### Work required
Collect all lines from the records below that include the word "Курского".

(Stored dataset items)
○ ○ ○
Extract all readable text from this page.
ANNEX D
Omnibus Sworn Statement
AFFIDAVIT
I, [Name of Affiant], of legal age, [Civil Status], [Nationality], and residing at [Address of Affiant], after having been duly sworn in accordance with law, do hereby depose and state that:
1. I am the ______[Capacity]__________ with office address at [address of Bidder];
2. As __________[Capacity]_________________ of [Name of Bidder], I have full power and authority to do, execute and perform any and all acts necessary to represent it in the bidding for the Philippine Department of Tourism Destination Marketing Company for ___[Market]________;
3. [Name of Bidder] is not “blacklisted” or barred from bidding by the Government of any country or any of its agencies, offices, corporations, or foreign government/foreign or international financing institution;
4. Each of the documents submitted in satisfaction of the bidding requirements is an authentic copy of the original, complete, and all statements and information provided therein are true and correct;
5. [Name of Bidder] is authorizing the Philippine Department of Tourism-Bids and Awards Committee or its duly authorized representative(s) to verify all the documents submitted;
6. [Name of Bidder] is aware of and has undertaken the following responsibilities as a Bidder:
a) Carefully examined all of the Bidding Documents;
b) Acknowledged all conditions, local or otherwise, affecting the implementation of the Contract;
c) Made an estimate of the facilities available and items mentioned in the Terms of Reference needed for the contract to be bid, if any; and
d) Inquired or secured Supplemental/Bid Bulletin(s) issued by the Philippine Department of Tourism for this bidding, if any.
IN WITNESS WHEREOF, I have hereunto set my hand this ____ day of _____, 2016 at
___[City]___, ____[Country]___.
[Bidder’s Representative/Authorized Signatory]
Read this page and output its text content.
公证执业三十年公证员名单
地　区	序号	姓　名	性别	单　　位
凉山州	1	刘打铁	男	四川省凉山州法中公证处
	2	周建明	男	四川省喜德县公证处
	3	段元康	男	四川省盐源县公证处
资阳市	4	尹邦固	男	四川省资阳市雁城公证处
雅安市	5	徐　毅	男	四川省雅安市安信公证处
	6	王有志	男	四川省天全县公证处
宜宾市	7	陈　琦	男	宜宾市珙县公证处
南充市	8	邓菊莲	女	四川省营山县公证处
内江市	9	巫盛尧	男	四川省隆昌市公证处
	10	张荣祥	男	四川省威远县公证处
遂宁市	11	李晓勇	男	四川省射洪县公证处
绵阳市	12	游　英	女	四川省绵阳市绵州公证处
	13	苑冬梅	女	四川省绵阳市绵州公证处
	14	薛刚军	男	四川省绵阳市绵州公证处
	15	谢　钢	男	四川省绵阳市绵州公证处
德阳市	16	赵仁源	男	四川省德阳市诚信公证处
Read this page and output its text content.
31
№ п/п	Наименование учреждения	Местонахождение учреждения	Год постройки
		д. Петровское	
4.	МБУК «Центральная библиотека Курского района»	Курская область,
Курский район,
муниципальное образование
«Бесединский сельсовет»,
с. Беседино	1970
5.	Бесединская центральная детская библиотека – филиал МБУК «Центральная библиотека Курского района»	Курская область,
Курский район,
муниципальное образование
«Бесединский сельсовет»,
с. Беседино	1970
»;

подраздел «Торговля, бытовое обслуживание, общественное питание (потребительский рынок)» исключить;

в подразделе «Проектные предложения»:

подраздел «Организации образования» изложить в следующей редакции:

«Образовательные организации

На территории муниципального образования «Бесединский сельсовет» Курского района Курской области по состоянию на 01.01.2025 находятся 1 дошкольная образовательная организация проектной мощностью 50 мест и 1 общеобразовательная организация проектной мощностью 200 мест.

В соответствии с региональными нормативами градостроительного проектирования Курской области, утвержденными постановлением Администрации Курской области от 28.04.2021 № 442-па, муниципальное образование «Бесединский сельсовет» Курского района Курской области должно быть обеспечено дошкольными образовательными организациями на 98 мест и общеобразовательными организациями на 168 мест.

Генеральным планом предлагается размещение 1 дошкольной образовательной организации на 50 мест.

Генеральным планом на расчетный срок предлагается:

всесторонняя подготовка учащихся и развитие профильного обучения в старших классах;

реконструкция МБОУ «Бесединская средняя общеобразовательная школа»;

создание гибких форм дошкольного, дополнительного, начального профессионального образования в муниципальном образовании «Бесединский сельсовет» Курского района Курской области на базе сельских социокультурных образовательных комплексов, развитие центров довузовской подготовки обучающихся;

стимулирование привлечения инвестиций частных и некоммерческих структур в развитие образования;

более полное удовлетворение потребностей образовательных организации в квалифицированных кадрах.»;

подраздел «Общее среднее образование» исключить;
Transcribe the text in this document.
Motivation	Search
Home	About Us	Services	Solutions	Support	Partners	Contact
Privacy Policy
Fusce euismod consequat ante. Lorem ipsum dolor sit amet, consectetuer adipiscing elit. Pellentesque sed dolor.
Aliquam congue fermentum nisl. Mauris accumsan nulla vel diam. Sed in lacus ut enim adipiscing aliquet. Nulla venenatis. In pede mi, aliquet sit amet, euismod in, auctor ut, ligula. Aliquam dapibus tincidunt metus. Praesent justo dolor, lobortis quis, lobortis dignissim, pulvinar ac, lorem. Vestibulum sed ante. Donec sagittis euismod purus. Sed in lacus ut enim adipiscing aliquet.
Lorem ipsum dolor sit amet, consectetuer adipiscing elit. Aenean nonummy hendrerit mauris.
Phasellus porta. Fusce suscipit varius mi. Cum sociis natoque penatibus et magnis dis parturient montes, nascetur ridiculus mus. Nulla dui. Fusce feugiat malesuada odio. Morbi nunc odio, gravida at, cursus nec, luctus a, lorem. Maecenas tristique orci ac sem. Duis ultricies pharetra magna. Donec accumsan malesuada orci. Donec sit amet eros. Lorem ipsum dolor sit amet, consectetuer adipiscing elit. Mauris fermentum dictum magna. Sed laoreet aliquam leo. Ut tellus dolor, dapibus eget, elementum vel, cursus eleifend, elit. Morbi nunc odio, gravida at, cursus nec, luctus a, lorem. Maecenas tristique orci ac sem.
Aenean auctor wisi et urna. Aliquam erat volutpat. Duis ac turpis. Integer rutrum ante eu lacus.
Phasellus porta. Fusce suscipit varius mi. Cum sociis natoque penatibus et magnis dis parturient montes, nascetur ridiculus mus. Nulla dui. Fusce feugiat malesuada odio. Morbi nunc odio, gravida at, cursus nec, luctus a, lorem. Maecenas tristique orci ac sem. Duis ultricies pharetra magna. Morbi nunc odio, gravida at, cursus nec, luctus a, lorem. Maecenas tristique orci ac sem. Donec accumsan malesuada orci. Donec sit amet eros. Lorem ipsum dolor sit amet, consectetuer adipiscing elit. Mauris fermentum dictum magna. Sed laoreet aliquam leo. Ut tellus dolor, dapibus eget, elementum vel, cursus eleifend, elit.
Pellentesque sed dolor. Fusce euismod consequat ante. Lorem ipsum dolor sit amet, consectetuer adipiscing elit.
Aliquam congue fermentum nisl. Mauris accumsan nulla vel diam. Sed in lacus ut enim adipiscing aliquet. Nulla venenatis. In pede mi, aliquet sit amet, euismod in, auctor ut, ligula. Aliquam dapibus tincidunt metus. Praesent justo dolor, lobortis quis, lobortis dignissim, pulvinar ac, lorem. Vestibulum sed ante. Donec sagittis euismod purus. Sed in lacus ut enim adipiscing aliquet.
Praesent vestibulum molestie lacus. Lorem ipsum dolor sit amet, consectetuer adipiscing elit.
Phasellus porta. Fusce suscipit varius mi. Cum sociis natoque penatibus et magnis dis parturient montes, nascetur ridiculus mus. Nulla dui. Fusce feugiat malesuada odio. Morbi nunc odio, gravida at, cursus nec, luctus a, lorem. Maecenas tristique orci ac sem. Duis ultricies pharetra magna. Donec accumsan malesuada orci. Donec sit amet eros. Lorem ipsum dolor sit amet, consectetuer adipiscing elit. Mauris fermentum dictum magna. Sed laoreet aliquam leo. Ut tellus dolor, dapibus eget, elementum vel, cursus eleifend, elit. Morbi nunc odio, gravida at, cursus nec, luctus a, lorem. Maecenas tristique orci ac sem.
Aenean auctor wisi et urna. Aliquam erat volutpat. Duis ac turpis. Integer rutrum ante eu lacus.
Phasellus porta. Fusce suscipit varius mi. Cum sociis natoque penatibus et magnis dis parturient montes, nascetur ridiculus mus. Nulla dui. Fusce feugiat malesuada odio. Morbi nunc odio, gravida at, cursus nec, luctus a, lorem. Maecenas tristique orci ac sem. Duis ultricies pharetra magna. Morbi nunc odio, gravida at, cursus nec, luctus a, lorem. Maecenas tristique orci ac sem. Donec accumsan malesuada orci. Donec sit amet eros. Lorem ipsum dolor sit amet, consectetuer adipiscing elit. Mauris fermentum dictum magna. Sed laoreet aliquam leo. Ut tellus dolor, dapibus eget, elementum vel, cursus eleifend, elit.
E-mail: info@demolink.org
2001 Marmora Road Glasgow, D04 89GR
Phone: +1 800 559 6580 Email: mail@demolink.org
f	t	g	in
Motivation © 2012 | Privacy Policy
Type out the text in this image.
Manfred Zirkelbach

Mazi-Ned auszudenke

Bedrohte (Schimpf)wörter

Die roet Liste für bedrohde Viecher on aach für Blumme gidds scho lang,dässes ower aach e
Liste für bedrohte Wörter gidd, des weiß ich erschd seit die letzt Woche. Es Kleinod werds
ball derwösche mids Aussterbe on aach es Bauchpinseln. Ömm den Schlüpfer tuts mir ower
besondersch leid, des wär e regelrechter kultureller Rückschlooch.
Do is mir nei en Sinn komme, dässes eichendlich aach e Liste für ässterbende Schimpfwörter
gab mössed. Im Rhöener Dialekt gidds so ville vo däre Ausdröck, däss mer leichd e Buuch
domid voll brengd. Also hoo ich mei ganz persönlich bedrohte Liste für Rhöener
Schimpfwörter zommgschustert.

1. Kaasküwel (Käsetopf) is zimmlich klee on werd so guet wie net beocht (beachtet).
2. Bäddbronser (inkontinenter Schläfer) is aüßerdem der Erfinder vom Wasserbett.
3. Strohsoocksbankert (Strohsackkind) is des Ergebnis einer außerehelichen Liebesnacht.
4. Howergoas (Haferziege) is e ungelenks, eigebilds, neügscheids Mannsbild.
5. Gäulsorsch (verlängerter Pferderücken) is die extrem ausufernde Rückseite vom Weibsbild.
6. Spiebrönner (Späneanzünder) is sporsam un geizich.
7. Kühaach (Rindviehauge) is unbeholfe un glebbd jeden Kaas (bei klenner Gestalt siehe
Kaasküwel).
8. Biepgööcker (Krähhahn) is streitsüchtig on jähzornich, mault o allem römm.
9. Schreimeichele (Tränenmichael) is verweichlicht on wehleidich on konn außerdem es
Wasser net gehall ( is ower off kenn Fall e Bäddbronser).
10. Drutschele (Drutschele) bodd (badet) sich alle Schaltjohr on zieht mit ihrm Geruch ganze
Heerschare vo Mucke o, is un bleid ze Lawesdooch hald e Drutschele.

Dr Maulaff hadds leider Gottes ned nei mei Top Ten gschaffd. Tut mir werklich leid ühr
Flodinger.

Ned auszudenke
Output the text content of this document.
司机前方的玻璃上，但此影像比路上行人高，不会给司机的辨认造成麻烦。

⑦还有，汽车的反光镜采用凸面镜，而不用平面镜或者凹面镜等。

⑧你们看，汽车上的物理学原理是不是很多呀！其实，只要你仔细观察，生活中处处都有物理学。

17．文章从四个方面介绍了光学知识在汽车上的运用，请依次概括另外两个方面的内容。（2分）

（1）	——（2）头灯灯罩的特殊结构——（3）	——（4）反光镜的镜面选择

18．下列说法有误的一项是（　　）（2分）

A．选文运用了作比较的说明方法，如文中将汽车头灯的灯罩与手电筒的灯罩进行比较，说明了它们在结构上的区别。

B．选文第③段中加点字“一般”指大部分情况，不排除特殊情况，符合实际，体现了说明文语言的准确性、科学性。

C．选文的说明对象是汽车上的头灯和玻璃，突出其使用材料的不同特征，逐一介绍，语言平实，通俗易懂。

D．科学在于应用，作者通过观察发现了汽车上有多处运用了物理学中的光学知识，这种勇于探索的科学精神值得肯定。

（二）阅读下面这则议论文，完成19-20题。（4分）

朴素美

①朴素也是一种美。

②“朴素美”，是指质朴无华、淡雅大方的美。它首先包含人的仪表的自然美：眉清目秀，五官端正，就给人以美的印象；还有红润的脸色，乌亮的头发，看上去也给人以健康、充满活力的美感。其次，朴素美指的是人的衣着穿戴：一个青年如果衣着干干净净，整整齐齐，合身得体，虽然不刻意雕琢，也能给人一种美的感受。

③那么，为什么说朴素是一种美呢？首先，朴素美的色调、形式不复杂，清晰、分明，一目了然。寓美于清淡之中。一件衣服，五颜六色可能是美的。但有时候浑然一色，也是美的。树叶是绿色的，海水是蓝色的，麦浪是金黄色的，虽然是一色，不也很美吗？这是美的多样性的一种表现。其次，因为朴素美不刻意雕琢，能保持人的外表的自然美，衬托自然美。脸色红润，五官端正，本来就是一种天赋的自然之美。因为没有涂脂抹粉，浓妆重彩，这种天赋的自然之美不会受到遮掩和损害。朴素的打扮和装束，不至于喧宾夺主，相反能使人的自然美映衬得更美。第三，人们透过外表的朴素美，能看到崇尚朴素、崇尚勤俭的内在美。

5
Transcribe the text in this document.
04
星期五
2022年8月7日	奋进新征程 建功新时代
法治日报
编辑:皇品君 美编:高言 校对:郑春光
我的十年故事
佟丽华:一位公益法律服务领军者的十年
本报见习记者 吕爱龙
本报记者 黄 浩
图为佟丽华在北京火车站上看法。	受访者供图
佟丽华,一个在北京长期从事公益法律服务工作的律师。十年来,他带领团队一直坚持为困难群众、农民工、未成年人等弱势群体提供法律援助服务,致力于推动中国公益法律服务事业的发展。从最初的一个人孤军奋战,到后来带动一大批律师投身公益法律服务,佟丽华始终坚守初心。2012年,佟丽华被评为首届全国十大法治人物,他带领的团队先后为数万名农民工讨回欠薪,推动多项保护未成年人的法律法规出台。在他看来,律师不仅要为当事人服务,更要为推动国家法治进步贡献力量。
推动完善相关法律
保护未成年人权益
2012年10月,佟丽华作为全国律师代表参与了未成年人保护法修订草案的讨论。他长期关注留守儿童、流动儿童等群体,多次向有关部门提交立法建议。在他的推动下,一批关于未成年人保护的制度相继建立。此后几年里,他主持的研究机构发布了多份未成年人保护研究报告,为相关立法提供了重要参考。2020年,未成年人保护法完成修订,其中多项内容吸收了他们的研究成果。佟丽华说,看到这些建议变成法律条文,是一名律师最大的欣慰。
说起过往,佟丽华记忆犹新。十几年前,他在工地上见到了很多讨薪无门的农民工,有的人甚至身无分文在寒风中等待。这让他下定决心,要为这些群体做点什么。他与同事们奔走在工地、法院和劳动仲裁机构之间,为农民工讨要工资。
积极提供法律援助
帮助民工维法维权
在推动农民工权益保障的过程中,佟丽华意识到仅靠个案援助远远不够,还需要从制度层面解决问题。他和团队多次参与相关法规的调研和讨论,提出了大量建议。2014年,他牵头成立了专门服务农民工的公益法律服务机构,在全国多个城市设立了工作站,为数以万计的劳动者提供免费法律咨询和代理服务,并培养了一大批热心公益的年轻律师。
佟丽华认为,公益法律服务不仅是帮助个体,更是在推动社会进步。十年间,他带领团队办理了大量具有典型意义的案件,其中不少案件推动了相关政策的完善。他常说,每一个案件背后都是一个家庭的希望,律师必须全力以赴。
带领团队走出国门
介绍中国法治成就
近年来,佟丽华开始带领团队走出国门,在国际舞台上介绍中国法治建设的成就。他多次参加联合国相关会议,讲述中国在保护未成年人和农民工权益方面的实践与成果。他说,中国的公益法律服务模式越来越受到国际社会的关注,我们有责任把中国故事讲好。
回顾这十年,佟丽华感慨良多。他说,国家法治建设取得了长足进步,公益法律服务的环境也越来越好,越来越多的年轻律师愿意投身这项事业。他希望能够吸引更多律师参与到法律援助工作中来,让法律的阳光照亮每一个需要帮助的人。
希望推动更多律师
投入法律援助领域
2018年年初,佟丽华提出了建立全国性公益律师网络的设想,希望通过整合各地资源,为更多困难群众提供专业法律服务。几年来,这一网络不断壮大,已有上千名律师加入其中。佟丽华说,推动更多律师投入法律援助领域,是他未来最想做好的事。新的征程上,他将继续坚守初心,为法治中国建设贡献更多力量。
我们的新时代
○ ○ ○
### Solved problem
4.	МБУК «Центральная библиотека Курского района»	Курская область,
5.	Бесединская центральная детская библиотека – филиал МБУК «Центральная библиотека Курского района»	Курская область,
На территории муниципального образования «Бесединский сельсовет» Курского района Курской области по состоянию на 01.01.2025 находятся 1 дошкольная образовательная организация проектной мощностью 50 мест и 1 общеобразовательная организация проектной мощностью 200 мест.
В соответствии с региональными нормативами градостроительного проектирования Курской области, утвержденными постановлением Администрации Курской области от 28.04.2021 № 442-па, муниципальное образование «Бесединский сельсовет» Курского района Курской области должно быть обеспечено дошкольными образовательными организациями на 98 мест и общеобразовательными организациями на 168 мест.
создание гибких форм дошкольного, дополнительного, начального профессионального образования в муниципальном образовании «Бесединский сельсовет» Курского района Курской области на базе сельских социокультурных образовательных комплексов, развитие центров довузовской подготовки обучающихся;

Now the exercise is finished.